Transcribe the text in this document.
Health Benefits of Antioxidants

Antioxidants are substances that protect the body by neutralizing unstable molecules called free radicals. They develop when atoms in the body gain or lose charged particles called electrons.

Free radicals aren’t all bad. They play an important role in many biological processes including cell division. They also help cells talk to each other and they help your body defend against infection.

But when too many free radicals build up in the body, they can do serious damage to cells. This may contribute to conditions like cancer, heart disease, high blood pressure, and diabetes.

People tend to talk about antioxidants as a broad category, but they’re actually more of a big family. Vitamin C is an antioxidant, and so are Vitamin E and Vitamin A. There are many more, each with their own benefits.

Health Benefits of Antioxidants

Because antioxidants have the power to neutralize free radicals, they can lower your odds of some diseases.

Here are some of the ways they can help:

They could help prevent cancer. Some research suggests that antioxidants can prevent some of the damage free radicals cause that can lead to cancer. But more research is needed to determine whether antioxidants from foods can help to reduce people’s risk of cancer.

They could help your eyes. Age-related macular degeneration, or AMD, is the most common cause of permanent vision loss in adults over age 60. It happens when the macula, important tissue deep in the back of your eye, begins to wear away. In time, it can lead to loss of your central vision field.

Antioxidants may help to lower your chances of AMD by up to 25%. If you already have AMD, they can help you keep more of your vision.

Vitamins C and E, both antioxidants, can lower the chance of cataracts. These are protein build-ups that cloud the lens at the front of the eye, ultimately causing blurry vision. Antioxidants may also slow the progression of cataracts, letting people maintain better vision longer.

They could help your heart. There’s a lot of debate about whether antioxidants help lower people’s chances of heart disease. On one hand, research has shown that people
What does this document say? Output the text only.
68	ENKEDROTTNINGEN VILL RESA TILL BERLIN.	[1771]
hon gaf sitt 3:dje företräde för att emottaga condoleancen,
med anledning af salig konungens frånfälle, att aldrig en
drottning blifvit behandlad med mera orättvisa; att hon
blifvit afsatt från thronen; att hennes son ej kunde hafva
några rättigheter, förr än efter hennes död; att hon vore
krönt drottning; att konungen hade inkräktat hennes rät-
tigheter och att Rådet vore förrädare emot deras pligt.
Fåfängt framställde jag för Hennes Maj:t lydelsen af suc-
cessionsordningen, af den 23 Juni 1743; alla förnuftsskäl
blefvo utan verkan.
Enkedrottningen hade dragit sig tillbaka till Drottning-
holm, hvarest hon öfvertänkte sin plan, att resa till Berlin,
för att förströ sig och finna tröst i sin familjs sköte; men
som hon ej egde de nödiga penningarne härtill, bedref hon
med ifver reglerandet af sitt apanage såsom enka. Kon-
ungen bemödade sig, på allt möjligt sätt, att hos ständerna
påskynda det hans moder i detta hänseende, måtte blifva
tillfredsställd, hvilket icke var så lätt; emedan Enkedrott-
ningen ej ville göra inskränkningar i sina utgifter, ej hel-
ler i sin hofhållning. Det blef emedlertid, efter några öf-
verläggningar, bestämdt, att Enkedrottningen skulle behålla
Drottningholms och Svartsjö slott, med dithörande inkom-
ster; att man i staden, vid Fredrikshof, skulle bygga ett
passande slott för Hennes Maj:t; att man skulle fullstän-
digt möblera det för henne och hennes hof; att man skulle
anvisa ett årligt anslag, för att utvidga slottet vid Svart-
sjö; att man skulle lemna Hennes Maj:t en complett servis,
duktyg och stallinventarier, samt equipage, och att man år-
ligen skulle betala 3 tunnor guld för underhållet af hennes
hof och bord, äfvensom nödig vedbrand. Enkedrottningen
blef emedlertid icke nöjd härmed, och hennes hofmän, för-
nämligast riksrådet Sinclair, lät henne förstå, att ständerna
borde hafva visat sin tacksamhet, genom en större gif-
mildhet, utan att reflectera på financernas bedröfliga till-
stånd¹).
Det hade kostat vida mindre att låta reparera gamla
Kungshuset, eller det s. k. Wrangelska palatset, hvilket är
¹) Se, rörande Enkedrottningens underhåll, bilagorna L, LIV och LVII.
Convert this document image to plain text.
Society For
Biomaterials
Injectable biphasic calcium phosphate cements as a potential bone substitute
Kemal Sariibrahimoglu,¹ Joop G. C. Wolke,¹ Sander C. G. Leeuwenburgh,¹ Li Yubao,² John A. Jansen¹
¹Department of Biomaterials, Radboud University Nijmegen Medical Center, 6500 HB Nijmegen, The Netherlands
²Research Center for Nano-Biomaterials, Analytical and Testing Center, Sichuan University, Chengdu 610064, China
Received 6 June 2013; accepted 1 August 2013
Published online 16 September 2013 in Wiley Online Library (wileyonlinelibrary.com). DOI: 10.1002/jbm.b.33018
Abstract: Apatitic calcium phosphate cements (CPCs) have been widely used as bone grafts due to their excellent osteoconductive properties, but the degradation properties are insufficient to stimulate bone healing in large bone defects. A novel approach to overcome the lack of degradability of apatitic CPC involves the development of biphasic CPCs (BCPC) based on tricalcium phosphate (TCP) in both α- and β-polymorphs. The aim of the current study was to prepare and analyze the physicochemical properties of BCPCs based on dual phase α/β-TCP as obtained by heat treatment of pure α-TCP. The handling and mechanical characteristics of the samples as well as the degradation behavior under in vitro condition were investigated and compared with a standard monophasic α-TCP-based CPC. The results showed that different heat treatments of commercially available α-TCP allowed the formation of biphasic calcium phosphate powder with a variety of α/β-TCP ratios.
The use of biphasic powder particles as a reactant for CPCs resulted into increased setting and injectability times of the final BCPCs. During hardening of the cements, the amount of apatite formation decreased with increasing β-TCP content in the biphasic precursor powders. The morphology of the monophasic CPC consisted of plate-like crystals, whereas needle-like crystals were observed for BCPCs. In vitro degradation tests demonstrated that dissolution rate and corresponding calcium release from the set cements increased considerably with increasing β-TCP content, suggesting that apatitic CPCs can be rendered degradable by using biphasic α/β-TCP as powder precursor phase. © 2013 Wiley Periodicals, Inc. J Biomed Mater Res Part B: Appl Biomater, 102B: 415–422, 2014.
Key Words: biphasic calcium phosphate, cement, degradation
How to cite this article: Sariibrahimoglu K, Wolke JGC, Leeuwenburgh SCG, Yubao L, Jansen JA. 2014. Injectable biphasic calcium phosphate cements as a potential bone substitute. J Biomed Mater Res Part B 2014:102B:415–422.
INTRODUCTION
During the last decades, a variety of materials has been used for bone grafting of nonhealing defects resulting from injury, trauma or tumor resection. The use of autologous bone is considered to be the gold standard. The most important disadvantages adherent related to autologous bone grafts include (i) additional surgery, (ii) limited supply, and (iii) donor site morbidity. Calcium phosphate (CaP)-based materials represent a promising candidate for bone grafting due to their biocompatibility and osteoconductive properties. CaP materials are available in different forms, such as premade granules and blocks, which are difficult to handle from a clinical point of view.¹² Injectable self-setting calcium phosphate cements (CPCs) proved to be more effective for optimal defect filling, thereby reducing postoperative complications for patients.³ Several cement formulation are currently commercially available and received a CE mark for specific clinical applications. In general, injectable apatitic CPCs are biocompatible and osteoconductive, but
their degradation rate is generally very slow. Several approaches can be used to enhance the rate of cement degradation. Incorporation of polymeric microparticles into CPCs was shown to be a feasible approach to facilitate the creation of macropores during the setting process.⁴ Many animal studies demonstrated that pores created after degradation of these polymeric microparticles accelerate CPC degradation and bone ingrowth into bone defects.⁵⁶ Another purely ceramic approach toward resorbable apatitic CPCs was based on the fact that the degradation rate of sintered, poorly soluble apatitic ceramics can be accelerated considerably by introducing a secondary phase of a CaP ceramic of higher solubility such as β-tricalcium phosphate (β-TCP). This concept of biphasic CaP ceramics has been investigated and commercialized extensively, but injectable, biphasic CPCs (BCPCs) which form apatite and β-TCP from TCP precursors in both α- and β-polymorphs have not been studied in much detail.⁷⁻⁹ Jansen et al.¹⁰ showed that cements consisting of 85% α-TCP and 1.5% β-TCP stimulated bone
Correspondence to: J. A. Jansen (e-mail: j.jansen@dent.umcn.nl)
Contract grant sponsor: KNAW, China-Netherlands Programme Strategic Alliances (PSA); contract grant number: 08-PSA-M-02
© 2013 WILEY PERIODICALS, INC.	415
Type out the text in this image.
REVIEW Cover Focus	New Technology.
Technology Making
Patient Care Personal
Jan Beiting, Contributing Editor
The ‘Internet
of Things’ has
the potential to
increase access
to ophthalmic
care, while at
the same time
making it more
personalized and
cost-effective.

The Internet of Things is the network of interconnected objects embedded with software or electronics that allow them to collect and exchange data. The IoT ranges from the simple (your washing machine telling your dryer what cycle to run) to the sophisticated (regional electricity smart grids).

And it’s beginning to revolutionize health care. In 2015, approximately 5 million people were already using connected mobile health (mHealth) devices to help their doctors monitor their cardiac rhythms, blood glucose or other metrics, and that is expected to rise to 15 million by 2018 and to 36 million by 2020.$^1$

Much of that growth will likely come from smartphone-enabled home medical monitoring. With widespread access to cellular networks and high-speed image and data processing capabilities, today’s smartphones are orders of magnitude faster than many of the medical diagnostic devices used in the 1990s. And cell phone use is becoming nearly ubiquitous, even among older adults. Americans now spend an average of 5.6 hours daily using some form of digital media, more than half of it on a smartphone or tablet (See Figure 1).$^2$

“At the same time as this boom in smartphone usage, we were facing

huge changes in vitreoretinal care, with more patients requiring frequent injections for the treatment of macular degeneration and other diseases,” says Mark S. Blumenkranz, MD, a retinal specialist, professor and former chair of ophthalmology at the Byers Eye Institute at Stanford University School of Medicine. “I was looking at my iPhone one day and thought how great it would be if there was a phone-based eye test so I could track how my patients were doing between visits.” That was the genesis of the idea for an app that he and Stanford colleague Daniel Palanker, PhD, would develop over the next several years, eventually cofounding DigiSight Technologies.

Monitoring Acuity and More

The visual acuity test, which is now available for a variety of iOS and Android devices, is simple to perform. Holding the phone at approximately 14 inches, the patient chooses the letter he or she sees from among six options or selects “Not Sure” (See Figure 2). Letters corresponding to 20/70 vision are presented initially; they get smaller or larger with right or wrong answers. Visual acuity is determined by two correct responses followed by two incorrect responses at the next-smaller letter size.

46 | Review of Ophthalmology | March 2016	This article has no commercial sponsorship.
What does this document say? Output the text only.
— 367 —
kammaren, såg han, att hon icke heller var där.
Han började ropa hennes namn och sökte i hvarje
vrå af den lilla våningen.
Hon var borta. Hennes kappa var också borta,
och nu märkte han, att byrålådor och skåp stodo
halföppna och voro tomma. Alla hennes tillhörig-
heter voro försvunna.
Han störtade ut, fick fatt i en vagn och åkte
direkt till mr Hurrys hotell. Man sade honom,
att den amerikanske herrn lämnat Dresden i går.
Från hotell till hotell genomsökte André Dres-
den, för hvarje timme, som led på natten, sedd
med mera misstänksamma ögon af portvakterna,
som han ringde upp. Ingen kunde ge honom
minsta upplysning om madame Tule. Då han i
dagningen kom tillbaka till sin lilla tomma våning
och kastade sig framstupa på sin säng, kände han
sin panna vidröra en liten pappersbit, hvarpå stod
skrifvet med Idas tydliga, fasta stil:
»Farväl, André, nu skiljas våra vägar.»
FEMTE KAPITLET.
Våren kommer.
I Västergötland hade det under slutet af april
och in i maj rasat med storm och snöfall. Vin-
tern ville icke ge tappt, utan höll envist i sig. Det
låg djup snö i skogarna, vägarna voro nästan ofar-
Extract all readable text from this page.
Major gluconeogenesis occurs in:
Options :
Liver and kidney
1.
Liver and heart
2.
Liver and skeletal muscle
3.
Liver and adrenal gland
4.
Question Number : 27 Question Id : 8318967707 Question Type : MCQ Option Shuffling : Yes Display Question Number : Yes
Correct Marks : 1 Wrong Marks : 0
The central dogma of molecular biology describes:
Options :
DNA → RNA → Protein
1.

■ ■ ■ ■

Go through the records and show every line with the string "Center" in it.

SOLUTION FOR THIS PROBLEM:
¹Department of Biomaterials, Radboud University Nijmegen Medical Center, 6500 HB Nijmegen, The Netherlands
²Research Center for Nano-Biomaterials, Analytical and Testing Center, Sichuan University, Chengdu 610064, China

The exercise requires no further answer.